▶ _Dataset entries_

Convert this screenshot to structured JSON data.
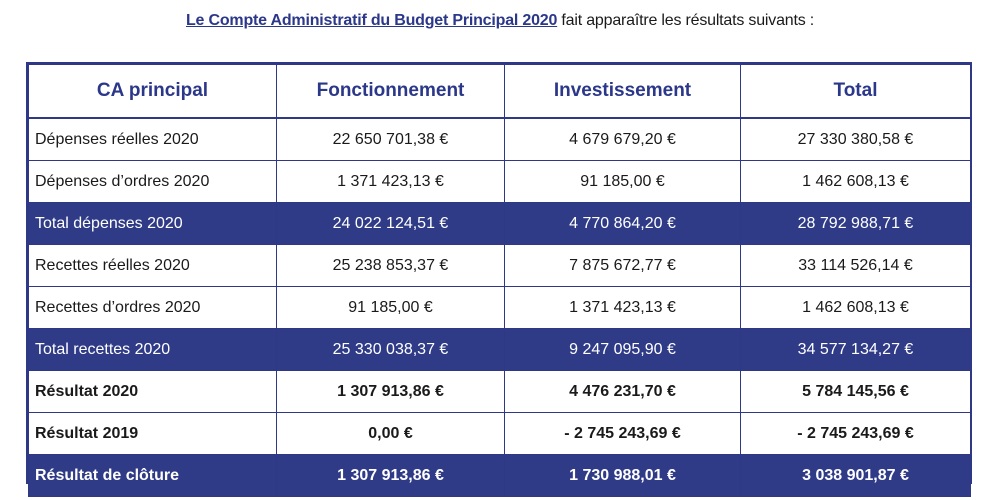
{
  "caption": {
    "link_text": "Le Compte Administratif du Budget Principal 2020",
    "rest_text": " fait apparaître les résultats suivants :"
  },
  "table": {
    "headers": [
      "CA principal",
      "Fonctionnement",
      "Investissement",
      "Total"
    ],
    "rows": [
      {
        "label": "Dépenses réelles 2020",
        "fonctionnement": "22 650 701,38 €",
        "investissement": "4 679 679,20 €",
        "total": "27 330 380,58 €"
      },
      {
        "label": "Dépenses d’ordres 2020",
        "fonctionnement": "1 371 423,13 €",
        "investissement": "91 185,00 €",
        "total": "1 462 608,13 €"
      },
      {
        "label": "Total dépenses 2020",
        "fonctionnement": "24 022 124,51 €",
        "investissement": "4 770 864,20 €",
        "total": "28 792 988,71 €"
      },
      {
        "label": "Recettes réelles 2020",
        "fonctionnement": "25 238 853,37 €",
        "investissement": "7 875 672,77 €",
        "total": "33 114 526,14 €"
      },
      {
        "label": "Recettes d’ordres 2020",
        "fonctionnement": "91 185,00 €",
        "investissement": "1 371 423,13 €",
        "total": "1 462 608,13 €"
      },
      {
        "label": "Total recettes 2020",
        "fonctionnement": "25 330 038,37 €",
        "investissement": "9 247 095,90 €",
        "total": "34 577 134,27 €"
      },
      {
        "label": "Résultat 2020",
        "fonctionnement": "1 307 913,86 €",
        "investissement": "4 476 231,70 €",
        "total": "5 784 145,56 €"
      },
      {
        "label": "Résultat 2019",
        "fonctionnement": "0,00 €",
        "investissement": "- 2 745 243,69 €",
        "total": "- 2 745 243,69 €"
      },
      {
        "label": "Résultat de clôture",
        "fonctionnement": "1 307 913,86 €",
        "investissement": "1 730 988,01 €",
        "total": "3 038 901,87 €"
      }
    ]
  },
  "colors": {
    "accent": "#2f3b87",
    "header_text": "#2b3789",
    "border": "#2e3886"
  }
}
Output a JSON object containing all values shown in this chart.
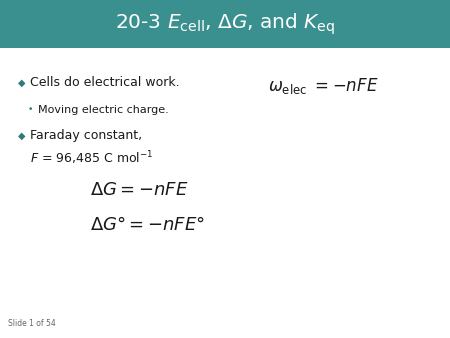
{
  "header_bg": "#3A8F8F",
  "header_text_color": "#FFFFFF",
  "slide_bg": "#FFFFFF",
  "bullet_color": "#2E7B7B",
  "body_text_color": "#1a1a1a",
  "bullet1": "Cells do electrical work.",
  "subbullet1": "Moving electric charge.",
  "bullet2_line1": "Faraday constant,",
  "slide_label": "Slide 1 of 54",
  "fig_width": 4.5,
  "fig_height": 3.38,
  "dpi": 100
}
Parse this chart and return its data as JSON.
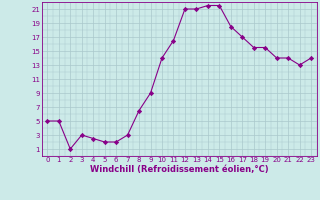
{
  "x": [
    0,
    1,
    2,
    3,
    4,
    5,
    6,
    7,
    8,
    9,
    10,
    11,
    12,
    13,
    14,
    15,
    16,
    17,
    18,
    19,
    20,
    21,
    22,
    23
  ],
  "y": [
    5,
    5,
    1,
    3,
    2.5,
    2,
    2,
    3,
    6.5,
    9,
    14,
    16.5,
    21,
    21,
    21.5,
    21.5,
    18.5,
    17,
    15.5,
    15.5,
    14,
    14,
    13,
    14
  ],
  "line_color": "#880088",
  "marker": "D",
  "marker_size": 2.2,
  "bg_color": "#cceae8",
  "grid_color": "#aac8cc",
  "xlabel": "Windchill (Refroidissement éolien,°C)",
  "xlabel_color": "#880088",
  "tick_color": "#880088",
  "ylim": [
    0,
    22
  ],
  "yticks": [
    1,
    3,
    5,
    7,
    9,
    11,
    13,
    15,
    17,
    19,
    21
  ],
  "xlim": [
    -0.5,
    23.5
  ],
  "xticks": [
    0,
    1,
    2,
    3,
    4,
    5,
    6,
    7,
    8,
    9,
    10,
    11,
    12,
    13,
    14,
    15,
    16,
    17,
    18,
    19,
    20,
    21,
    22,
    23
  ],
  "spine_color": "#880088",
  "tick_fontsize": 5.0,
  "xlabel_fontsize": 6.0
}
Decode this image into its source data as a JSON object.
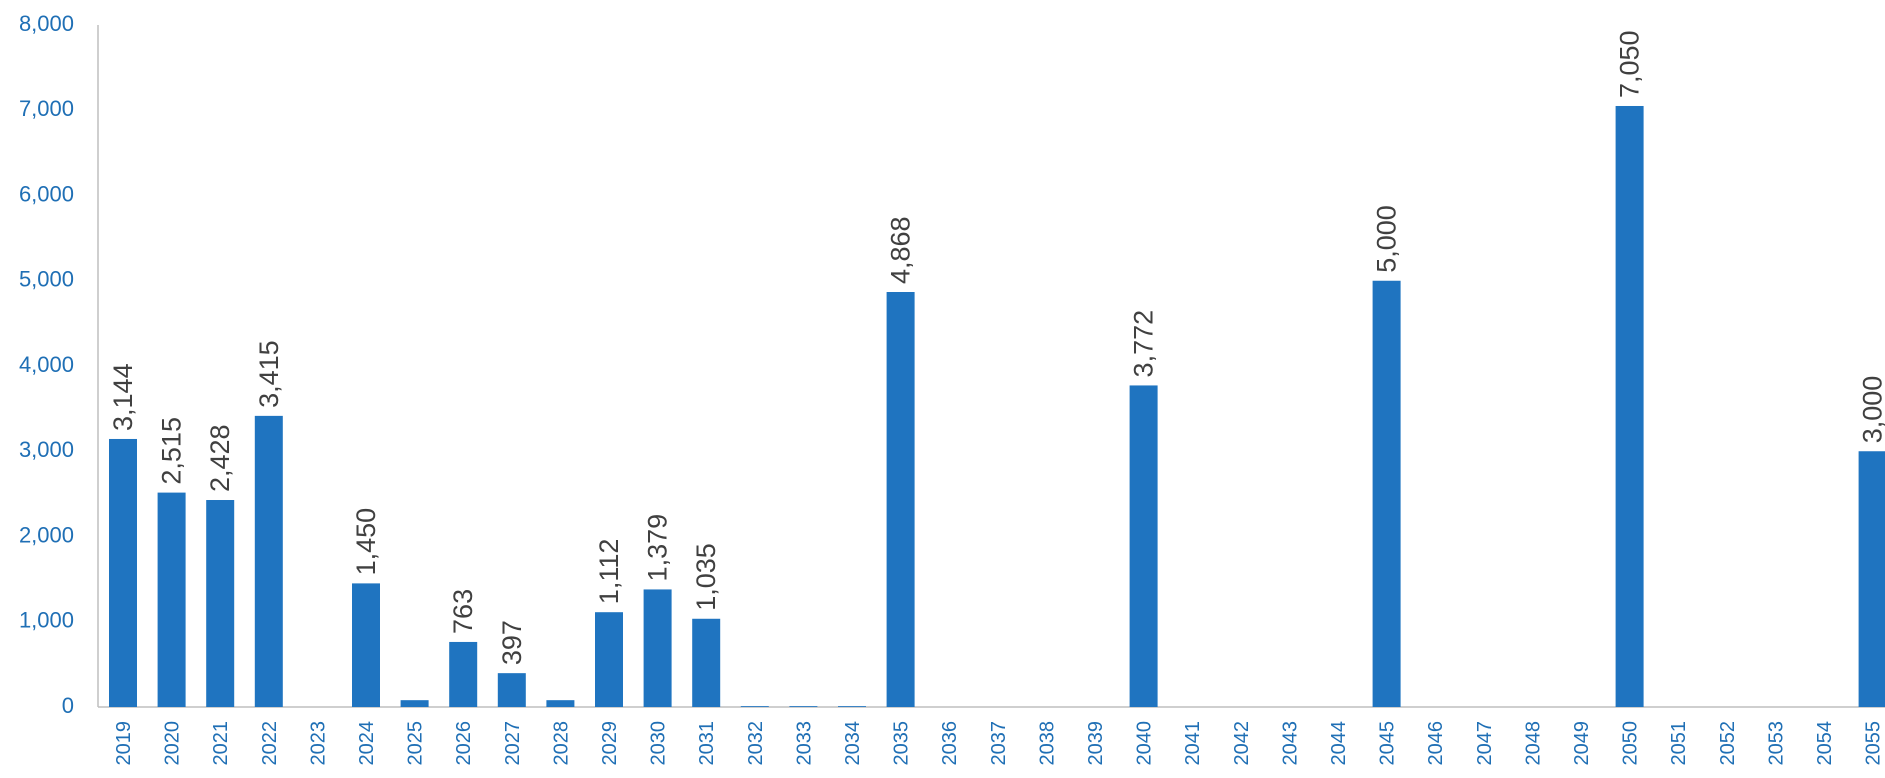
{
  "chart_data": {
    "type": "bar",
    "title": "",
    "xlabel": "",
    "ylabel": "",
    "ylim": [
      0,
      8000
    ],
    "yticks": [
      "0",
      "1,000",
      "2,000",
      "3,000",
      "4,000",
      "5,000",
      "6,000",
      "7,000",
      "8,000"
    ],
    "grid": false,
    "legend": "none",
    "colors": {
      "bar": "#1f74c0",
      "axis_text": "#1f6fb5",
      "data_label": "#404040",
      "axis_line": "#bfbfbf"
    },
    "categories": [
      "2019",
      "2020",
      "2021",
      "2022",
      "2023",
      "2024",
      "2025",
      "2026",
      "2027",
      "2028",
      "2029",
      "2030",
      "2031",
      "2032",
      "2033",
      "2034",
      "2035",
      "2036",
      "2037",
      "2038",
      "2039",
      "2040",
      "2041",
      "2042",
      "2043",
      "2044",
      "2045",
      "2046",
      "2047",
      "2048",
      "2049",
      "2050",
      "2051",
      "2052",
      "2053",
      "2054",
      "2055"
    ],
    "values": [
      3144,
      2515,
      2428,
      3415,
      0,
      1450,
      80,
      763,
      397,
      80,
      1112,
      1379,
      1035,
      10,
      10,
      10,
      4868,
      0,
      0,
      0,
      0,
      3772,
      0,
      0,
      0,
      0,
      5000,
      0,
      0,
      0,
      0,
      7050,
      0,
      0,
      0,
      0,
      3000
    ],
    "data_labels": [
      "3,144",
      "2,515",
      "2,428",
      "3,415",
      "",
      "1,450",
      "",
      "763",
      "397",
      "",
      "1,112",
      "1,379",
      "1,035",
      "",
      "",
      "",
      "4,868",
      "",
      "",
      "",
      "",
      "3,772",
      "",
      "",
      "",
      "",
      "5,000",
      "",
      "",
      "",
      "",
      "7,050",
      "",
      "",
      "",
      "",
      "3,000"
    ]
  }
}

▶ _Problem description_
Images must not appear in the copy; reproduce everything else in the records verbatim.

▶ _Task output_
Convert this screenshot to structured JSON data.
{
  "caption": {
    "link_text": "Le Compte Administratif du Budget Principal 2020",
    "rest_text": " fait apparaître les résultats suivants :"
  },
  "table": {
    "headers": [
      "CA principal",
      "Fonctionnement",
      "Investissement",
      "Total"
    ],
    "rows": [
      {
        "label": "Dépenses réelles 2020",
        "fonctionnement": "22 650 701,38 €",
        "investissement": "4 679 679,20 €",
        "total": "27 330 380,58 €"
      },
      {
        "label": "Dépenses d’ordres 2020",
        "fonctionnement": "1 371 423,13 €",
        "investissement": "91 185,00 €",
        "total": "1 462 608,13 €"
      },
      {
        "label": "Total dépenses 2020",
        "fonctionnement": "24 022 124,51 €",
        "investissement": "4 770 864,20 €",
        "total": "28 792 988,71 €"
      },
      {
        "label": "Recettes réelles 2020",
        "fonctionnement": "25 238 853,37 €",
        "investissement": "7 875 672,77 €",
        "total": "33 114 526,14 €"
      },
      {
        "label": "Recettes d’ordres 2020",
        "fonctionnement": "91 185,00 €",
        "investissement": "1 371 423,13 €",
        "total": "1 462 608,13 €"
      },
      {
        "label": "Total recettes 2020",
        "fonctionnement": "25 330 038,37 €",
        "investissement": "9 247 095,90 €",
        "total": "34 577 134,27 €"
      },
      {
        "label": "Résultat 2020",
        "fonctionnement": "1 307 913,86 €",
        "investissement": "4 476 231,70 €",
        "total": "5 784 145,56 €"
      },
      {
        "label": "Résultat 2019",
        "fonctionnement": "0,00 €",
        "investissement": "- 2 745 243,69 €",
        "total": "- 2 745 243,69 €"
      },
      {
        "label": "Résultat de clôture",
        "fonctionnement": "1 307 913,86 €",
        "investissement": "1 730 988,01 €",
        "total": "3 038 901,87 €"
      }
    ]
  },
  "colors": {
    "accent": "#2f3b87",
    "header_text": "#2b3789",
    "border": "#2e3886"
  }
}
Output a JSON object containing all values shown in this chart.
{
  "header_bg": "#3A8F8F",
  "header_text_color": "#FFFFFF",
  "slide_bg": "#FFFFFF",
  "bullet_color": "#2E7B7B",
  "body_text_color": "#1a1a1a",
  "bullet1": "Cells do electrical work.",
  "subbullet1": "Moving electric charge.",
  "bullet2_line1": "Faraday constant,",
  "slide_label": "Slide 1 of 54",
  "fig_width": 4.5,
  "fig_height": 3.38,
  "dpi": 100
}
Parse this chart and return its data as JSON.
{
  "x": [
    0,
    1,
    2,
    3,
    4,
    5,
    6,
    7,
    8,
    9,
    10,
    11,
    12,
    13,
    14,
    15,
    16,
    17,
    18,
    19,
    20,
    21,
    22,
    23
  ],
  "y": [
    5,
    5,
    1,
    3,
    2.5,
    2,
    2,
    3,
    6.5,
    9,
    14,
    16.5,
    21,
    21,
    21.5,
    21.5,
    18.5,
    17,
    15.5,
    15.5,
    14,
    14,
    13,
    14
  ],
  "line_color": "#880088",
  "marker": "D",
  "marker_size": 2.2,
  "bg_color": "#cceae8",
  "grid_color": "#aac8cc",
  "xlabel": "Windchill (Refroidissement éolien,°C)",
  "xlabel_color": "#880088",
  "tick_color": "#880088",
  "ylim": [
    0,
    22
  ],
  "yticks": [
    1,
    3,
    5,
    7,
    9,
    11,
    13,
    15,
    17,
    19,
    21
  ],
  "xlim": [
    -0.5,
    23.5
  ],
  "xticks": [
    0,
    1,
    2,
    3,
    4,
    5,
    6,
    7,
    8,
    9,
    10,
    11,
    12,
    13,
    14,
    15,
    16,
    17,
    18,
    19,
    20,
    21,
    22,
    23
  ],
  "spine_color": "#880088",
  "tick_fontsize": 5.0,
  "xlabel_fontsize": 6.0
}
Decode this image into its source data as a JSON object.
{
  "chart_data": {
    "type": "bar",
    "title": "",
    "xlabel": "",
    "ylabel": "",
    "ylim": [
      0,
      8000
    ],
    "yticks": [
      "0",
      "1,000",
      "2,000",
      "3,000",
      "4,000",
      "5,000",
      "6,000",
      "7,000",
      "8,000"
    ],
    "grid": false,
    "legend": "none",
    "colors": {
      "bar": "#1f74c0",
      "axis_text": "#1f6fb5",
      "data_label": "#404040",
      "axis_line": "#bfbfbf"
    },
    "categories": [
      "2019",
      "2020",
      "2021",
      "2022",
      "2023",
      "2024",
      "2025",
      "2026",
      "2027",
      "2028",
      "2029",
      "2030",
      "2031",
      "2032",
      "2033",
      "2034",
      "2035",
      "2036",
      "2037",
      "2038",
      "2039",
      "2040",
      "2041",
      "2042",
      "2043",
      "2044",
      "2045",
      "2046",
      "2047",
      "2048",
      "2049",
      "2050",
      "2051",
      "2052",
      "2053",
      "2054",
      "2055"
    ],
    "values": [
      3144,
      2515,
      2428,
      3415,
      0,
      1450,
      80,
      763,
      397,
      80,
      1112,
      1379,
      1035,
      10,
      10,
      10,
      4868,
      0,
      0,
      0,
      0,
      3772,
      0,
      0,
      0,
      0,
      5000,
      0,
      0,
      0,
      0,
      7050,
      0,
      0,
      0,
      0,
      3000
    ],
    "data_labels": [
      "3,144",
      "2,515",
      "2,428",
      "3,415",
      "",
      "1,450",
      "",
      "763",
      "397",
      "",
      "1,112",
      "1,379",
      "1,035",
      "",
      "",
      "",
      "4,868",
      "",
      "",
      "",
      "",
      "3,772",
      "",
      "",
      "",
      "",
      "5,000",
      "",
      "",
      "",
      "",
      "7,050",
      "",
      "",
      "",
      "",
      "3,000"
    ]
  }
}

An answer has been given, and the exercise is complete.